►
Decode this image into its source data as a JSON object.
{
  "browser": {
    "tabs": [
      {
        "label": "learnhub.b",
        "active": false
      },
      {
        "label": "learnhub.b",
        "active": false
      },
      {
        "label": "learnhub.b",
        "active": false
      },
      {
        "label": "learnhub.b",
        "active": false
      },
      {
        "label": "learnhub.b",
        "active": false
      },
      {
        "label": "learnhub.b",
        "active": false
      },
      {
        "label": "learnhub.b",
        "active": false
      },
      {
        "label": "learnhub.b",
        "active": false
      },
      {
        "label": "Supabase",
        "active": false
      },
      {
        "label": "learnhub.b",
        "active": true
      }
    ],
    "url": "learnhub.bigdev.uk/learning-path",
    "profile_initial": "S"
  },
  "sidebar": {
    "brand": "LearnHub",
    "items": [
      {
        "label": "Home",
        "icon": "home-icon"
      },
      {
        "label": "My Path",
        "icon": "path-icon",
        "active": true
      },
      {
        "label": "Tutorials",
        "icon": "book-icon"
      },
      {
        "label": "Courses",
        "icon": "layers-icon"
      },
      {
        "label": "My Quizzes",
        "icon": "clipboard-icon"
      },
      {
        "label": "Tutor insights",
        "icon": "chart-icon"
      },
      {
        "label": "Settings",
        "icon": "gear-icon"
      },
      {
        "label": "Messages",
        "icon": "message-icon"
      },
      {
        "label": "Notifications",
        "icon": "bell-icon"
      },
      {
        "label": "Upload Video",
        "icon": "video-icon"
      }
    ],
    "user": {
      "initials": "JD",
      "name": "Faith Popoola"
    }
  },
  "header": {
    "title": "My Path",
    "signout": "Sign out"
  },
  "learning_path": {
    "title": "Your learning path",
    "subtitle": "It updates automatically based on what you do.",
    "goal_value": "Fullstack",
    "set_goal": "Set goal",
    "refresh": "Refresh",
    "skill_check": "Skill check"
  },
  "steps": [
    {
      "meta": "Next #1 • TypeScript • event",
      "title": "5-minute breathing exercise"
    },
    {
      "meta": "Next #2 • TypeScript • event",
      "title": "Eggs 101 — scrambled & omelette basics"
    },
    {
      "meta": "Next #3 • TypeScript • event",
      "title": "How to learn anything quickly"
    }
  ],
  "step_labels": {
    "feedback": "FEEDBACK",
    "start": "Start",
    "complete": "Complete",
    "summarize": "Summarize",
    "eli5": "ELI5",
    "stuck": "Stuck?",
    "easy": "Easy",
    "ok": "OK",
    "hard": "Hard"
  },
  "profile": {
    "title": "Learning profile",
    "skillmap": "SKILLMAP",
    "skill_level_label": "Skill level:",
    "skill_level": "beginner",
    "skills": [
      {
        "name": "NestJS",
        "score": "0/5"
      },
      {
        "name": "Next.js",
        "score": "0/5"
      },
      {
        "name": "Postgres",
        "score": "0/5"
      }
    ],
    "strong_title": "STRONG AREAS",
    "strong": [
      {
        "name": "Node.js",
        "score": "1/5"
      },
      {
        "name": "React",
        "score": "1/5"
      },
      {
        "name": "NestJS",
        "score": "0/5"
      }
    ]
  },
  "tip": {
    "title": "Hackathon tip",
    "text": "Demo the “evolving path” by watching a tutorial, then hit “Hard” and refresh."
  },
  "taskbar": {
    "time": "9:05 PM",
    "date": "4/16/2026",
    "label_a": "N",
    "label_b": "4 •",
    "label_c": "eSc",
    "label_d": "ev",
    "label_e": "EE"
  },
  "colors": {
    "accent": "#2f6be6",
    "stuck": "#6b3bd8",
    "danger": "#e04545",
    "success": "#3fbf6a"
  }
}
◄
Write out every entry word for word.

▶ _OUTPUT OF THE TASK_:
Decode this image into its source data as a JSON object.
{
  "browser": {
    "tabs": [
      {
        "label": "learnhub.b",
        "active": false
      },
      {
        "label": "learnhub.b",
        "active": false
      },
      {
        "label": "learnhub.b",
        "active": false
      },
      {
        "label": "learnhub.b",
        "active": false
      },
      {
        "label": "learnhub.b",
        "active": false
      },
      {
        "label": "learnhub.b",
        "active": false
      },
      {
        "label": "learnhub.b",
        "active": false
      },
      {
        "label": "learnhub.b",
        "active": false
      },
      {
        "label": "Supabase",
        "active": false
      },
      {
        "label": "learnhub.b",
        "active": true
      }
    ],
    "url": "learnhub.bigdev.uk/learning-path",
    "profile_initial": "S"
  },
  "sidebar": {
    "brand": "LearnHub",
    "items": [
      {
        "label": "Home",
        "icon": "home-icon"
      },
      {
        "label": "My Path",
        "icon": "path-icon",
        "active": true
      },
      {
        "label": "Tutorials",
        "icon": "book-icon"
      },
      {
        "label": "Courses",
        "icon": "layers-icon"
      },
      {
        "label": "My Quizzes",
        "icon": "clipboard-icon"
      },
      {
        "label": "Tutor insights",
        "icon": "chart-icon"
      },
      {
        "label": "Settings",
        "icon": "gear-icon"
      },
      {
        "label": "Messages",
        "icon": "message-icon"
      },
      {
        "label": "Notifications",
        "icon": "bell-icon"
      },
      {
        "label": "Upload Video",
        "icon": "video-icon"
      }
    ],
    "user": {
      "initials": "JD",
      "name": "Faith Popoola"
    }
  },
  "header": {
    "title": "My Path",
    "signout": "Sign out"
  },
  "learning_path": {
    "title": "Your learning path",
    "subtitle": "It updates automatically based on what you do.",
    "goal_value": "Fullstack",
    "set_goal": "Set goal",
    "refresh": "Refresh",
    "skill_check": "Skill check"
  },
  "steps": [
    {
      "meta": "Next #1 • TypeScript • event",
      "title": "5-minute breathing exercise"
    },
    {
      "meta": "Next #2 • TypeScript • event",
      "title": "Eggs 101 — scrambled & omelette basics"
    },
    {
      "meta": "Next #3 • TypeScript • event",
      "title": "How to learn anything quickly"
    }
  ],
  "step_labels": {
    "feedback": "FEEDBACK",
    "start": "Start",
    "complete": "Complete",
    "summarize": "Summarize",
    "eli5": "ELI5",
    "stuck": "Stuck?",
    "easy": "Easy",
    "ok": "OK",
    "hard": "Hard"
  },
  "profile": {
    "title": "Learning profile",
    "skillmap": "SKILLMAP",
    "skill_level_label": "Skill level:",
    "skill_level": "beginner",
    "skills": [
      {
        "name": "NestJS",
        "score": "0/5"
      },
      {
        "name": "Next.js",
        "score": "0/5"
      },
      {
        "name": "Postgres",
        "score": "0/5"
      }
    ],
    "strong_title": "STRONG AREAS",
    "strong": [
      {
        "name": "Node.js",
        "score": "1/5"
      },
      {
        "name": "React",
        "score": "1/5"
      },
      {
        "name": "NestJS",
        "score": "0/5"
      }
    ]
  },
  "tip": {
    "title": "Hackathon tip",
    "text": "Demo the “evolving path” by watching a tutorial, then hit “Hard” and refresh."
  },
  "taskbar": {
    "time": "9:05 PM",
    "date": "4/16/2026",
    "label_a": "N",
    "label_b": "4 •",
    "label_c": "eSc",
    "label_d": "ev",
    "label_e": "EE"
  },
  "colors": {
    "accent": "#2f6be6",
    "stuck": "#6b3bd8",
    "danger": "#e04545",
    "success": "#3fbf6a"
  }
}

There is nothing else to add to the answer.